══ ARTICLE ══

Fig. 4 (a) UV-vis absorption spectra and PL spectra of tBuPh-BN and DPA-tBuPh-BN in toluene at 300 K; inset: photos of tBuPh-BN (right) and DPA-tBuPh-BN (left) in toluene excited at 365 nm. PL spectra of (b) tBuPh-BN and (c) DPA-tBuPh-BN in different solvents at 300 K. (λ_exc = 340 nm).

The steady-state PL (SS PL) and phosphorescence (Ph) spectra were measured in 2-MeTHF at 77 K to determine the singlet and triplet energies and, thus, the ΔE_ST values of tBuPh-BN and DPA-tBuPh-BN (Fig. S31†). The singlet and triplet energies were determined from the onsets of the SS PL and Ph spectra, respectively. The S₁/T₁ energies for tBuPh-BN and DPA-tBuPh-BN are 2.60/2.24 and 2.71/2.28 eV, respectively, resulting in ΔE_ST values of 0.36 and 0.43 eV. Although their S₁ energies are similar to those of DtBuCzB (2.66 eV) and tDPA-DtCzB (2.72 eV), their T₁ energies are much lower (DtBuCzB (2.53 eV) and tDPA-DtCzB (2.61 eV)), which leads to much larger ΔE_ST values than the 0.13 eV for DtBuCzB and 0.11 eV for tDPA-DtCzB.^44,54 To explore the origin for the divergent T₁ energies and ΔE_ST values compared to the literature reference compounds, the S₁ and T₁ energies of the fragments, 2,7-diphenyl-9H-carbazole (2,7-PhCz) and 3,6-diphenyl-9H-carbazole (3,6-PhCz), were calculated using time-dependent DFT within the Tamm–Dancoff approximation (Fig. S32†). Both 2,7-PhCz and 3,6-PhCz have almost the same S₁ energies of around 4 eV; however, as the electron density of T₁ in 2,7-PhCz is delocalized across the whole molecule, this leads to a much-stabilized T₁ energy of 3.04 eV compared to that of 3,6-PhCz (3.33 eV). Thus, this explains the much larger ΔE_ST values for tBuPh-BN and DPA-tBuPh-BN as there is a much more stabilized locally-excited state situated on the 2,7-PhCz donor groups. The time-resolved PL decays in degassed toluene are shown in Fig. S31c.† The emission of both tBuPh-BN and DPA-tBuPh-BN decay with monoexponential kinetics with short lifetimes (τ_PL) of 5.8 and 4.4 ns, respectively. Due to the large ΔE_ST values and the competing non-radiative decay processes with ISC/RISC,⁵⁷ no delayed emission was observed in toluene solution.

═══

**WRITTEN TASK**
In the excerpt on tBuPh-BN and DPA-tBuPh-BN, what photoluminescence lifetimes are reported for the two compounds in degassed toluene? The lines are separate material with no connection to the excerpt.

══ EXCERPTED RECORDS ══

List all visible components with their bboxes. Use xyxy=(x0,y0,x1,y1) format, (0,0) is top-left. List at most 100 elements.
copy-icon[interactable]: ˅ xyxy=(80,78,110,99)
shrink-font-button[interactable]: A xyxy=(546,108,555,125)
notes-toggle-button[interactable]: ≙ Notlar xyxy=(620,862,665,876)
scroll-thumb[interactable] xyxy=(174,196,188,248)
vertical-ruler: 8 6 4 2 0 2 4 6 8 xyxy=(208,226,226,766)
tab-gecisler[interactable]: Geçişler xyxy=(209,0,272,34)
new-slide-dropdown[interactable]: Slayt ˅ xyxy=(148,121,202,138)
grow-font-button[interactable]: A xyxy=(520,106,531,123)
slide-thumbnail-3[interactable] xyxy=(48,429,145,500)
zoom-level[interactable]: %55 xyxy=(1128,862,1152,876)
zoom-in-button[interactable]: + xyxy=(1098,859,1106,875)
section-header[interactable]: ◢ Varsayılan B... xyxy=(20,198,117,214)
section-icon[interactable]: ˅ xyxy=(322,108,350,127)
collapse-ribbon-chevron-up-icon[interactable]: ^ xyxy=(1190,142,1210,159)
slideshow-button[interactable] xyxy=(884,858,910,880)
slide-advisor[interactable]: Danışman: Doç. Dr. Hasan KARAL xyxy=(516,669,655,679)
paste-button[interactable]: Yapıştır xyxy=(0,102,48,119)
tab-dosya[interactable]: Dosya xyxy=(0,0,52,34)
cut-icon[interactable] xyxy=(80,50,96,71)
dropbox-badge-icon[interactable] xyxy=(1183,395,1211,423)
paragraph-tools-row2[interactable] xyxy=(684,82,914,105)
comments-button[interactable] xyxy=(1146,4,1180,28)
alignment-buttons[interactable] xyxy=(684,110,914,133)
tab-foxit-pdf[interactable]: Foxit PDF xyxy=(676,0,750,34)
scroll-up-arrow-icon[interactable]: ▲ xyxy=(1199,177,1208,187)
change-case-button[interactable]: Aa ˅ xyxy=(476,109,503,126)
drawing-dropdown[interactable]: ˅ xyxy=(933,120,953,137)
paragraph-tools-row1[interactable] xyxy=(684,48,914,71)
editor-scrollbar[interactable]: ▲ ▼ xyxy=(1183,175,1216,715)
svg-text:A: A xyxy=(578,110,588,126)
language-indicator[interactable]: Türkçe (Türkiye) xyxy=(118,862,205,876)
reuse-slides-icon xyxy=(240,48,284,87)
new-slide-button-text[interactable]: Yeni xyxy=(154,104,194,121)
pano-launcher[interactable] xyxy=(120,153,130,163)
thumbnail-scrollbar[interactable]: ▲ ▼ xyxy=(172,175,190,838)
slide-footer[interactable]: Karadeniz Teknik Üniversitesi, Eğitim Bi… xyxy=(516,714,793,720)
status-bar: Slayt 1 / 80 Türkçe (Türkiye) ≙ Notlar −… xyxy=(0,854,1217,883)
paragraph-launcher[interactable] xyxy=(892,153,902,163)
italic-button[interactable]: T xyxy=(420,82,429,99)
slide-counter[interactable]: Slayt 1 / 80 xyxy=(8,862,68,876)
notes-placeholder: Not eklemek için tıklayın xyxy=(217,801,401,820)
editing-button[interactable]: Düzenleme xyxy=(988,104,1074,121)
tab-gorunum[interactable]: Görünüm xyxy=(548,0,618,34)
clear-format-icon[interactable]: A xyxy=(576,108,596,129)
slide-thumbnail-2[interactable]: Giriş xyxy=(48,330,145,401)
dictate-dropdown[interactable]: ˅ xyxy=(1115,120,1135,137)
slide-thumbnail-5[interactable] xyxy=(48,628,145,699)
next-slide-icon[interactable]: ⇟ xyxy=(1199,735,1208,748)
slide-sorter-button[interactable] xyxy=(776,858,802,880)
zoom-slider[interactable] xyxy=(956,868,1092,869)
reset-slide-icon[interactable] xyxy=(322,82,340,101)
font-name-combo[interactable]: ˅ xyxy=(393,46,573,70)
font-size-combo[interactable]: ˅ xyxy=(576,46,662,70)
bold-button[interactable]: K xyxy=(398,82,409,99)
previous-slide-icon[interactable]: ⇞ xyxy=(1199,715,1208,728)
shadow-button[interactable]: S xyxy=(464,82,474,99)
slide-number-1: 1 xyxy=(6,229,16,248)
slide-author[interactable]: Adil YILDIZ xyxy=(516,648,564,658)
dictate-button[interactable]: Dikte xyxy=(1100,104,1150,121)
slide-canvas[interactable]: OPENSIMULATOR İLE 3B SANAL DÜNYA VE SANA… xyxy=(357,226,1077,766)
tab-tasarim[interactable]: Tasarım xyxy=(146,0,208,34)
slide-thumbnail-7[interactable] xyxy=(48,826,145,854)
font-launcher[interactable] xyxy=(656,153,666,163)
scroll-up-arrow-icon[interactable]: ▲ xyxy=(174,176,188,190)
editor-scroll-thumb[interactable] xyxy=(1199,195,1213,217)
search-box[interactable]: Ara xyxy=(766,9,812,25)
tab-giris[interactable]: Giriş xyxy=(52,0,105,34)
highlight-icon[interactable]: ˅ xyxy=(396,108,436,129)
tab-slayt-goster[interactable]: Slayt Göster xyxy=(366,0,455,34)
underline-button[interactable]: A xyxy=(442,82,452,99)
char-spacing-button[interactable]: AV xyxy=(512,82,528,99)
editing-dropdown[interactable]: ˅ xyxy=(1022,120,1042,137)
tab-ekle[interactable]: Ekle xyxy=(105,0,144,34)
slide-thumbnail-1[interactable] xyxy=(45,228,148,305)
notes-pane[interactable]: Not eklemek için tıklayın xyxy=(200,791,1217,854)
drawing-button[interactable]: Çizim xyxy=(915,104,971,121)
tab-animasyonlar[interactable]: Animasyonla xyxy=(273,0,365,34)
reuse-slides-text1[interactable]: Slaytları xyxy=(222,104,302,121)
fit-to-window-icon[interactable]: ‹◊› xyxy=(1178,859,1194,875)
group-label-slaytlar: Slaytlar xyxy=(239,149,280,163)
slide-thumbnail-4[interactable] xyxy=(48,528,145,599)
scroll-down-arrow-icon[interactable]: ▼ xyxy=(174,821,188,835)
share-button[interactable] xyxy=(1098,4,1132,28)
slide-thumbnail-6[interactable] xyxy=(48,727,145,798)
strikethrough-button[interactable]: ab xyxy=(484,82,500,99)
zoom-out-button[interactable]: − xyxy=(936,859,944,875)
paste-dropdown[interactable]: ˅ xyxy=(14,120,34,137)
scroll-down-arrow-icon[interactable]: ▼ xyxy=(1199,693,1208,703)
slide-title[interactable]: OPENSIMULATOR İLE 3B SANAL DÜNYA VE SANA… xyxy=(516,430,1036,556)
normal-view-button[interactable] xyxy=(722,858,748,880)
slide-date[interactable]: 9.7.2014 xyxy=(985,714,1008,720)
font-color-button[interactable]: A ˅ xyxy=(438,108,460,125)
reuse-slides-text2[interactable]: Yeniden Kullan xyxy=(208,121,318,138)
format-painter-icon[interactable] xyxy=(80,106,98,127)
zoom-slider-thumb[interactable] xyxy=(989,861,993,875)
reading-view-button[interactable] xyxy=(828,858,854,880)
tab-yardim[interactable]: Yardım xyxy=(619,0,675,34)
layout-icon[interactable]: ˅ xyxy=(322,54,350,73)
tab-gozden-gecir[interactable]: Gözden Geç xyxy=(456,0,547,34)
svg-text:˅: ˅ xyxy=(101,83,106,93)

═══

**TASK RESULT**
5.8 ns for tBuPh-BN and 4.4 ns for DPA-tBuPh-BN.